-------- Working data --------

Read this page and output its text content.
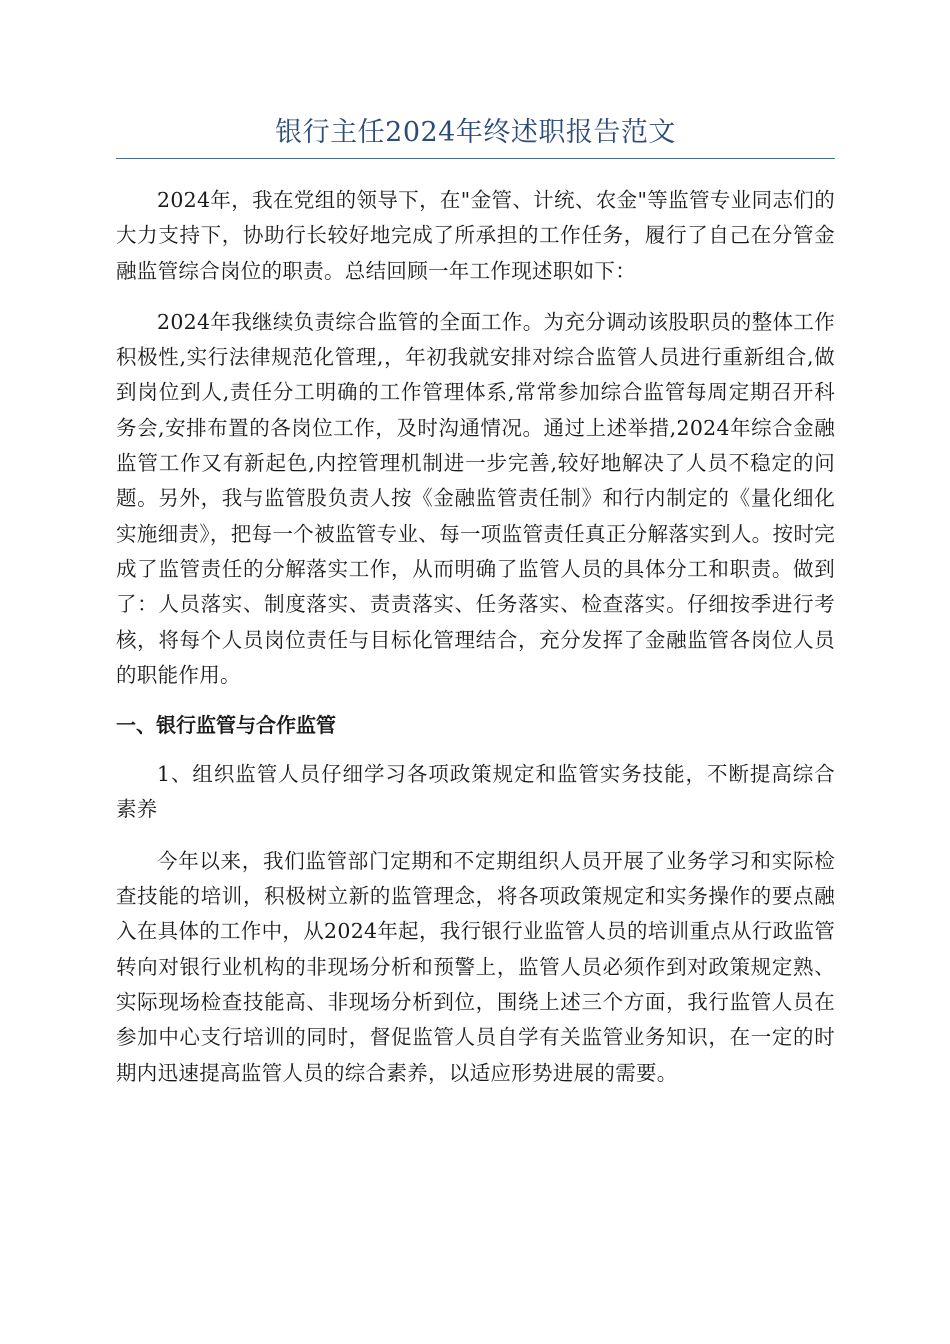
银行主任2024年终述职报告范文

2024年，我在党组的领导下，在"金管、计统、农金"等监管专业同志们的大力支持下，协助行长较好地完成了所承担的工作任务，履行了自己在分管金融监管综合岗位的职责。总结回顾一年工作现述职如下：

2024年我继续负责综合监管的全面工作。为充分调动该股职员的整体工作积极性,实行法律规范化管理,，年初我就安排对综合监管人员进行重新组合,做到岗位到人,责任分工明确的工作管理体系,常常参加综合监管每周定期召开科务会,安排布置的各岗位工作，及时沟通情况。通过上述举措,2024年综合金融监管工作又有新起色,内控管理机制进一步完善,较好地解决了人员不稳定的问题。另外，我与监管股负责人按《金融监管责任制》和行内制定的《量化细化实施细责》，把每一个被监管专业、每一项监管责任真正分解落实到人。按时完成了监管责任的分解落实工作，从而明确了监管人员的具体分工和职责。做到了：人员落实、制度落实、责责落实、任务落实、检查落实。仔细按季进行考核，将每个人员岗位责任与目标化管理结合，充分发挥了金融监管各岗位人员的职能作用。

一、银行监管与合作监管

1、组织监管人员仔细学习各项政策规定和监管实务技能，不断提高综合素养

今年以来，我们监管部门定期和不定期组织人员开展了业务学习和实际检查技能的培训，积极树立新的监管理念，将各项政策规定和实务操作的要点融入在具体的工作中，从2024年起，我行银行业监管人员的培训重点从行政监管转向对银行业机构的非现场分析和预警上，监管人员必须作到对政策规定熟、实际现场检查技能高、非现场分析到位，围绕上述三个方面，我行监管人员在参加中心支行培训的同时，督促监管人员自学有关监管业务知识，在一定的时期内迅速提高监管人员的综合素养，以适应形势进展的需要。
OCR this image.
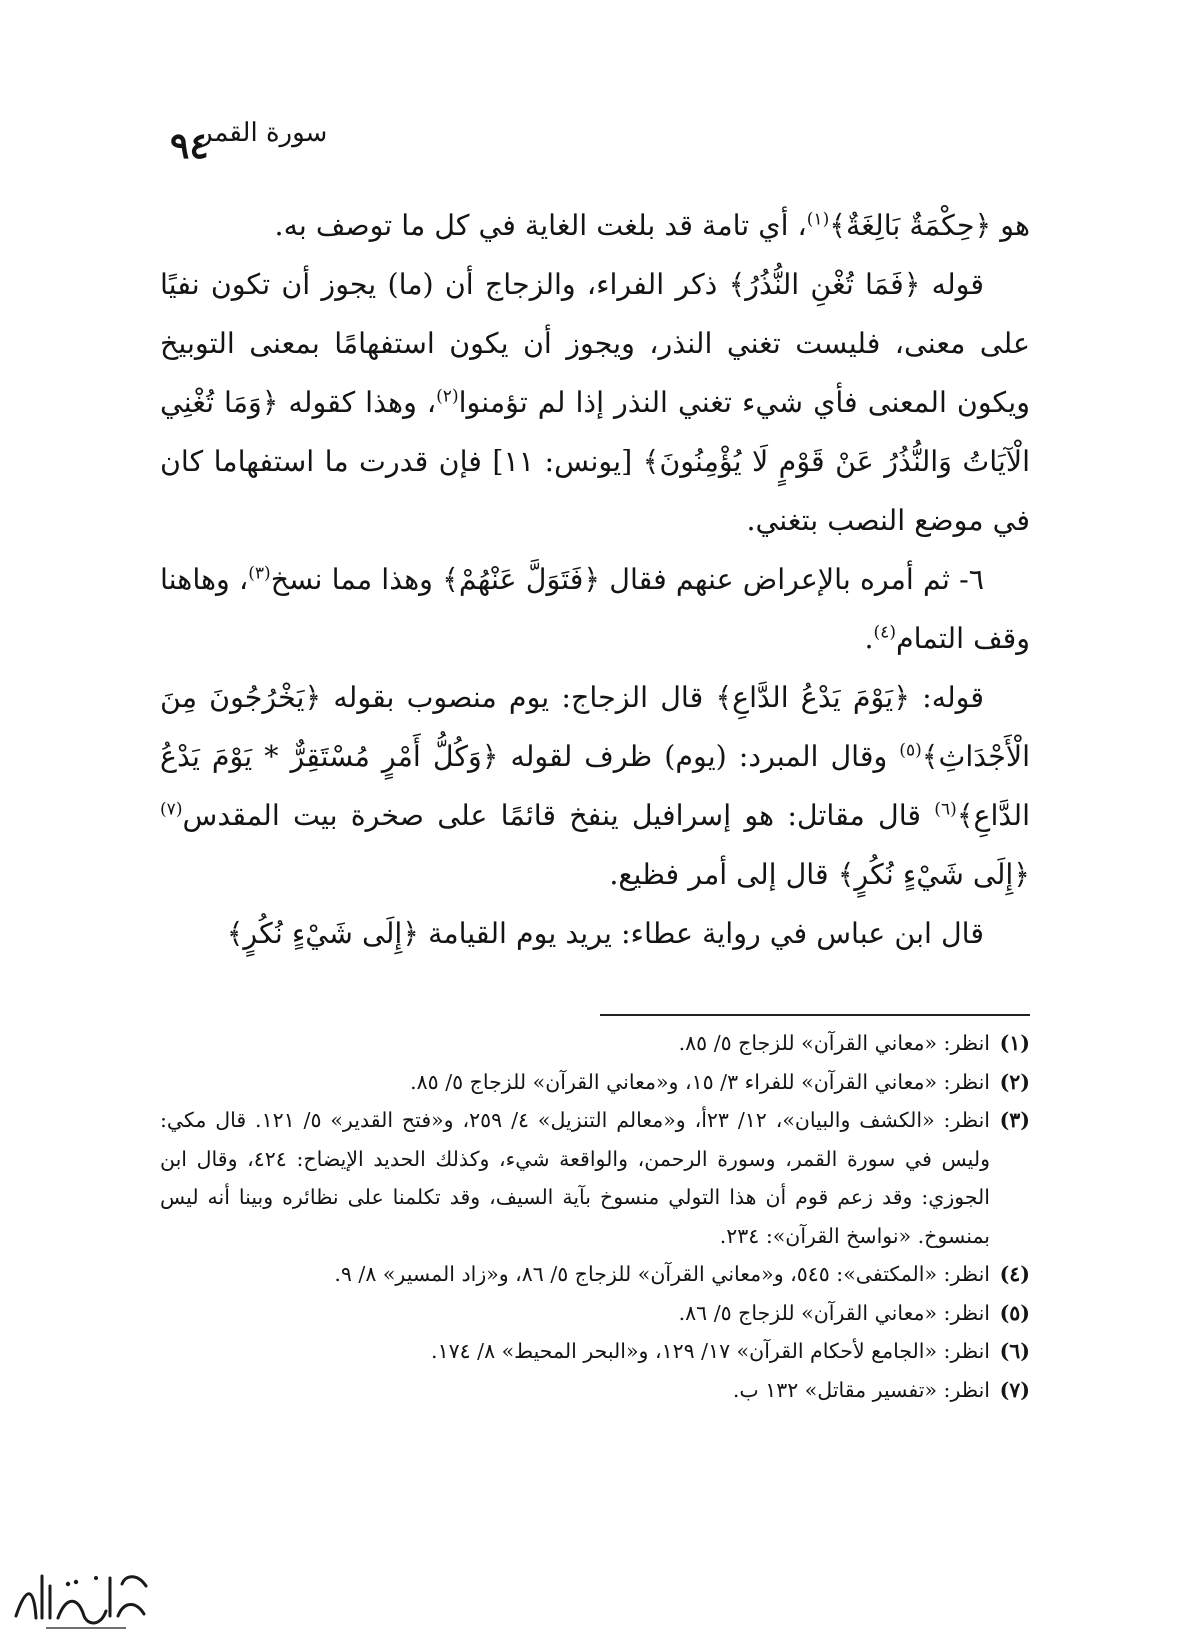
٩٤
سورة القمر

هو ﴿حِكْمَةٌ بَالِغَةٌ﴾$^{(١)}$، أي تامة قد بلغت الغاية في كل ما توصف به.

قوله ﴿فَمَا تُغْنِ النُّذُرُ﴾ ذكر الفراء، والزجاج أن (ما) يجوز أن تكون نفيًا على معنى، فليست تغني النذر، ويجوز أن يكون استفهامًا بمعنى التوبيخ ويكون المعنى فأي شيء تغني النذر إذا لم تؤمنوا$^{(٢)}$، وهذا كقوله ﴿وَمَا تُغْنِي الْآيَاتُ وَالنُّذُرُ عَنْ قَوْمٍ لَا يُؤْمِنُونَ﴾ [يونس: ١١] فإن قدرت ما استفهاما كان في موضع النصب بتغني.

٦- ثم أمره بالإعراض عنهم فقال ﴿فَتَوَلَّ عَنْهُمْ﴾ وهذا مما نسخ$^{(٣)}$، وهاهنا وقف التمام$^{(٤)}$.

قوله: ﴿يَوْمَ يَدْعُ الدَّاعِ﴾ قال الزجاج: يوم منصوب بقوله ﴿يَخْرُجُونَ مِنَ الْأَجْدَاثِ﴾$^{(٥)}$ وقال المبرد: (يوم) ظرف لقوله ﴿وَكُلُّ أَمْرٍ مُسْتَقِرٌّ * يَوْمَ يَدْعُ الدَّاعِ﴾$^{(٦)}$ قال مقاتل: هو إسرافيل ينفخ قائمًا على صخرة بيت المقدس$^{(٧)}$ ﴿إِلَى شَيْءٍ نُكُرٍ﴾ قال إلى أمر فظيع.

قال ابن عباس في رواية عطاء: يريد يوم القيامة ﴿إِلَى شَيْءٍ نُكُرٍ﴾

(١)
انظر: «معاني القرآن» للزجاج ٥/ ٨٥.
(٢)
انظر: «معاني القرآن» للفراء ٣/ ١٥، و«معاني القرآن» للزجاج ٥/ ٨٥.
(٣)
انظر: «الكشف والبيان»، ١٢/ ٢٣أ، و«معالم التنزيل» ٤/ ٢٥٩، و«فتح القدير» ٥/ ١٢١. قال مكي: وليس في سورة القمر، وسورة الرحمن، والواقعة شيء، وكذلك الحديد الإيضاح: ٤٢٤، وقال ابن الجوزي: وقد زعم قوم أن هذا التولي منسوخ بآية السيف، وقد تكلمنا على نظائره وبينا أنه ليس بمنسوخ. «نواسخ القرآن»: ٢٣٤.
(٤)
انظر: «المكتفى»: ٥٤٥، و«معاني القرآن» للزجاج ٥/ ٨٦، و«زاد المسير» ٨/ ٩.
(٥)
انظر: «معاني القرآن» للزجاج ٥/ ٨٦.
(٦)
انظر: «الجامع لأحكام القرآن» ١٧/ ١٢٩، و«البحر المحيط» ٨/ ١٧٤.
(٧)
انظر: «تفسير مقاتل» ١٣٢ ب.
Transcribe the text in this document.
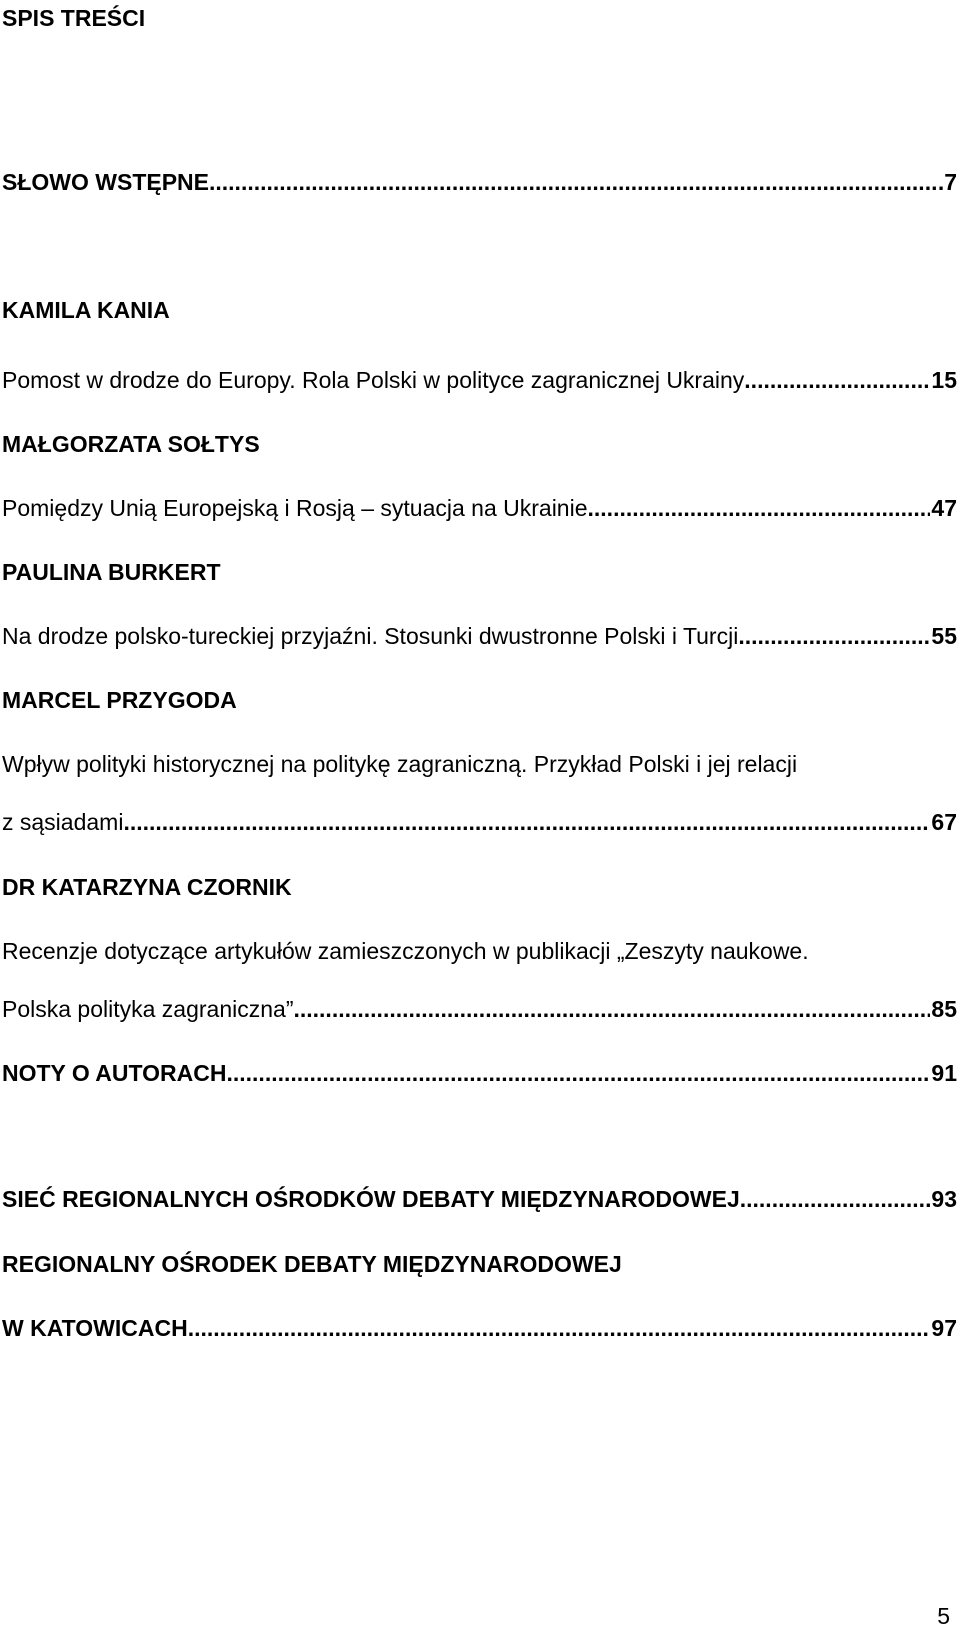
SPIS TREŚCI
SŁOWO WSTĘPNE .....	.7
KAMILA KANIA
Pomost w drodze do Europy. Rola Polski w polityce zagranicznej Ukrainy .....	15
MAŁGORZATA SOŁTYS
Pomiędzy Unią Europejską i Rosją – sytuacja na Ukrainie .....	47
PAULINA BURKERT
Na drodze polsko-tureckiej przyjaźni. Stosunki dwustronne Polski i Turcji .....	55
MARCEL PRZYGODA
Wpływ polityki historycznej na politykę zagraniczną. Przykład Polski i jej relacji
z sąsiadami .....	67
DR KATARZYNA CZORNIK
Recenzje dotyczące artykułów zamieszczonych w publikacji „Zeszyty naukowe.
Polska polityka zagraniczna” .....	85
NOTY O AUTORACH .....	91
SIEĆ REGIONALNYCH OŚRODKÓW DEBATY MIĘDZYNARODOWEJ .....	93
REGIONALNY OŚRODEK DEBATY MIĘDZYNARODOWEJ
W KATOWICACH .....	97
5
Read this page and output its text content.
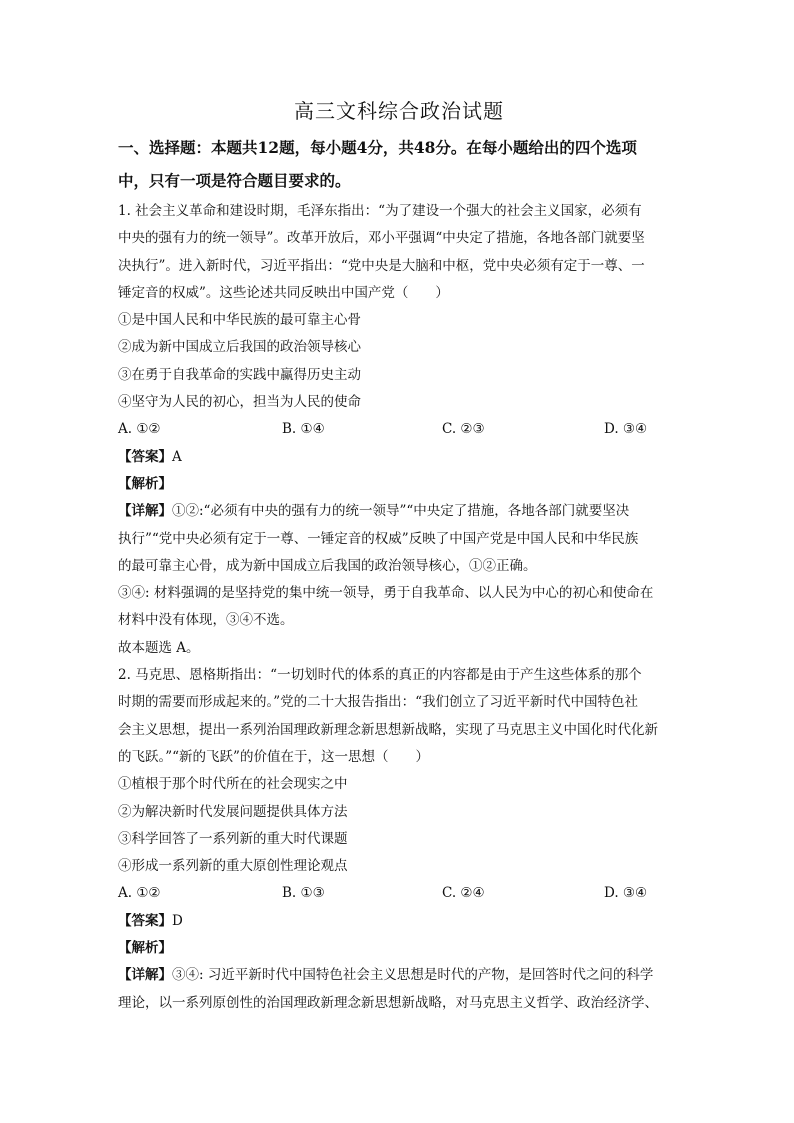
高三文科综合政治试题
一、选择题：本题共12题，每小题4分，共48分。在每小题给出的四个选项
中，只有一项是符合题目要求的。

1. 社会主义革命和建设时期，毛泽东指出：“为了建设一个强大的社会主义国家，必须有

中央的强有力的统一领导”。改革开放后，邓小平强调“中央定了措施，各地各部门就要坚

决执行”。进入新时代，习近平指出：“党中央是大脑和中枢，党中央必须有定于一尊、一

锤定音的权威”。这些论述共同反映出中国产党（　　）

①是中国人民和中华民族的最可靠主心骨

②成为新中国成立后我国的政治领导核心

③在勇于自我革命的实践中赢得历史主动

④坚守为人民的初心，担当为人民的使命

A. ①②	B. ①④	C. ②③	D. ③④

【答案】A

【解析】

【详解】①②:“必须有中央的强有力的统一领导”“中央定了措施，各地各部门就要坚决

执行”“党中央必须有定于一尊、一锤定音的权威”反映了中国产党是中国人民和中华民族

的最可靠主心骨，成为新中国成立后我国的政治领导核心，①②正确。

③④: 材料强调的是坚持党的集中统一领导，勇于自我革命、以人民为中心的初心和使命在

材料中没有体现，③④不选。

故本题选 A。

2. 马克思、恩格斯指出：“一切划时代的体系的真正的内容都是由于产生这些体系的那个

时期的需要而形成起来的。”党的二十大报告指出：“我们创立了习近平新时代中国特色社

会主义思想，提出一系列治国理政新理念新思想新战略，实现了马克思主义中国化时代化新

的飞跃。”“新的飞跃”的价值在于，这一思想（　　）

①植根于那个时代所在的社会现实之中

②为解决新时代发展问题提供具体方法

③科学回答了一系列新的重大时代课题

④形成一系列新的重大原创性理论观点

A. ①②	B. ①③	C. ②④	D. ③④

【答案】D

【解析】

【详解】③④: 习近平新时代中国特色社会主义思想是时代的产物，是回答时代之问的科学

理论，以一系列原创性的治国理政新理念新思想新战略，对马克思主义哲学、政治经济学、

--------

What to do
With pictures omitted, reproduce exactly the lines from the line containing "Transcribe the text in this document." through the end of the data above.

Task result
Transcribe the text in this document.
SPIS TREŚCI
SŁOWO WSTĘPNE .....	.7
KAMILA KANIA
Pomost w drodze do Europy. Rola Polski w polityce zagranicznej Ukrainy .....	15
MAŁGORZATA SOŁTYS
Pomiędzy Unią Europejską i Rosją – sytuacja na Ukrainie .....	47
PAULINA BURKERT
Na drodze polsko-tureckiej przyjaźni. Stosunki dwustronne Polski i Turcji .....	55
MARCEL PRZYGODA
Wpływ polityki historycznej na politykę zagraniczną. Przykład Polski i jej relacji
z sąsiadami .....	67
DR KATARZYNA CZORNIK
Recenzje dotyczące artykułów zamieszczonych w publikacji „Zeszyty naukowe.
Polska polityka zagraniczna” .....	85
NOTY O AUTORACH .....	91
SIEĆ REGIONALNYCH OŚRODKÓW DEBATY MIĘDZYNARODOWEJ .....	93
REGIONALNY OŚRODEK DEBATY MIĘDZYNARODOWEJ
W KATOWICACH .....	97
5
Read this page and output its text content.
高三文科综合政治试题
一、选择题：本题共12题，每小题4分，共48分。在每小题给出的四个选项
中，只有一项是符合题目要求的。

1. 社会主义革命和建设时期，毛泽东指出：“为了建设一个强大的社会主义国家，必须有

中央的强有力的统一领导”。改革开放后，邓小平强调“中央定了措施，各地各部门就要坚

决执行”。进入新时代，习近平指出：“党中央是大脑和中枢，党中央必须有定于一尊、一

锤定音的权威”。这些论述共同反映出中国产党（　　）

①是中国人民和中华民族的最可靠主心骨

②成为新中国成立后我国的政治领导核心

③在勇于自我革命的实践中赢得历史主动

④坚守为人民的初心，担当为人民的使命

A. ①②	B. ①④	C. ②③	D. ③④

【答案】A

【解析】

【详解】①②:“必须有中央的强有力的统一领导”“中央定了措施，各地各部门就要坚决

执行”“党中央必须有定于一尊、一锤定音的权威”反映了中国产党是中国人民和中华民族

的最可靠主心骨，成为新中国成立后我国的政治领导核心，①②正确。

③④: 材料强调的是坚持党的集中统一领导，勇于自我革命、以人民为中心的初心和使命在

材料中没有体现，③④不选。

故本题选 A。

2. 马克思、恩格斯指出：“一切划时代的体系的真正的内容都是由于产生这些体系的那个

时期的需要而形成起来的。”党的二十大报告指出：“我们创立了习近平新时代中国特色社

会主义思想，提出一系列治国理政新理念新思想新战略，实现了马克思主义中国化时代化新

的飞跃。”“新的飞跃”的价值在于，这一思想（　　）

①植根于那个时代所在的社会现实之中

②为解决新时代发展问题提供具体方法

③科学回答了一系列新的重大时代课题

④形成一系列新的重大原创性理论观点

A. ①②	B. ①③	C. ②④	D. ③④

【答案】D

【解析】

【详解】③④: 习近平新时代中国特色社会主义思想是时代的产物，是回答时代之问的科学

理论，以一系列原创性的治国理政新理念新思想新战略，对马克思主义哲学、政治经济学、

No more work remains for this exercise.